Start Records for the exercise

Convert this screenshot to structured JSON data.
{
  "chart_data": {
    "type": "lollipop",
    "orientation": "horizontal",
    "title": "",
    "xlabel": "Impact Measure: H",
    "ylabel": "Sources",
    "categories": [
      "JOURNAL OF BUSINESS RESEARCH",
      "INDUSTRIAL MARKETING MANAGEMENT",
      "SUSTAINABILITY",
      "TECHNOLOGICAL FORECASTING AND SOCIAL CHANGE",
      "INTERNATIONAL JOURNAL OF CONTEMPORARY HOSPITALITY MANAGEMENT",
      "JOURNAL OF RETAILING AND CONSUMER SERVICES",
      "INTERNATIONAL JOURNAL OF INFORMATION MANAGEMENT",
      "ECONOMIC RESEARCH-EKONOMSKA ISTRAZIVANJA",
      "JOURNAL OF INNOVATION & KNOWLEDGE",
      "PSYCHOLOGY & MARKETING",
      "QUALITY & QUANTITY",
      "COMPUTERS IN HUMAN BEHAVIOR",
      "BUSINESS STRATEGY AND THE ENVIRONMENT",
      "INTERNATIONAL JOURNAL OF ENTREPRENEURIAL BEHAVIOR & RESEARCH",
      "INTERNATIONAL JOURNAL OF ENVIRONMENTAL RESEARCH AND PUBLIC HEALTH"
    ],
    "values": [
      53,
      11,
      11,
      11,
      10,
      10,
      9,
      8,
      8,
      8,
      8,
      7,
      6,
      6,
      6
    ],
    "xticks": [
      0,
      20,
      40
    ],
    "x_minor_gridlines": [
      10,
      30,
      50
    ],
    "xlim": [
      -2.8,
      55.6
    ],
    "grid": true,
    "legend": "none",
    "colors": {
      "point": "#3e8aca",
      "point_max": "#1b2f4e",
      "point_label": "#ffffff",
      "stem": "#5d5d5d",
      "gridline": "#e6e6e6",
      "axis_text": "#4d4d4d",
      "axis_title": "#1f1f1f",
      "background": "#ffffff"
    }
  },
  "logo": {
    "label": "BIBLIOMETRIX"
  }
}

End Records for the exercise

--- Short problem ---
Return each line of the records above exactly as it reads.

--- Exercise response ---
Convert this screenshot to structured JSON data.
{
  "chart_data": {
    "type": "lollipop",
    "orientation": "horizontal",
    "title": "",
    "xlabel": "Impact Measure: H",
    "ylabel": "Sources",
    "categories": [
      "JOURNAL OF BUSINESS RESEARCH",
      "INDUSTRIAL MARKETING MANAGEMENT",
      "SUSTAINABILITY",
      "TECHNOLOGICAL FORECASTING AND SOCIAL CHANGE",
      "INTERNATIONAL JOURNAL OF CONTEMPORARY HOSPITALITY MANAGEMENT",
      "JOURNAL OF RETAILING AND CONSUMER SERVICES",
      "INTERNATIONAL JOURNAL OF INFORMATION MANAGEMENT",
      "ECONOMIC RESEARCH-EKONOMSKA ISTRAZIVANJA",
      "JOURNAL OF INNOVATION & KNOWLEDGE",
      "PSYCHOLOGY & MARKETING",
      "QUALITY & QUANTITY",
      "COMPUTERS IN HUMAN BEHAVIOR",
      "BUSINESS STRATEGY AND THE ENVIRONMENT",
      "INTERNATIONAL JOURNAL OF ENTREPRENEURIAL BEHAVIOR & RESEARCH",
      "INTERNATIONAL JOURNAL OF ENVIRONMENTAL RESEARCH AND PUBLIC HEALTH"
    ],
    "values": [
      53,
      11,
      11,
      11,
      10,
      10,
      9,
      8,
      8,
      8,
      8,
      7,
      6,
      6,
      6
    ],
    "xticks": [
      0,
      20,
      40
    ],
    "x_minor_gridlines": [
      10,
      30,
      50
    ],
    "xlim": [
      -2.8,
      55.6
    ],
    "grid": true,
    "legend": "none",
    "colors": {
      "point": "#3e8aca",
      "point_max": "#1b2f4e",
      "point_label": "#ffffff",
      "stem": "#5d5d5d",
      "gridline": "#e6e6e6",
      "axis_text": "#4d4d4d",
      "axis_title": "#1f1f1f",
      "background": "#ffffff"
    }
  },
  "logo": {
    "label": "BIBLIOMETRIX"
  }
}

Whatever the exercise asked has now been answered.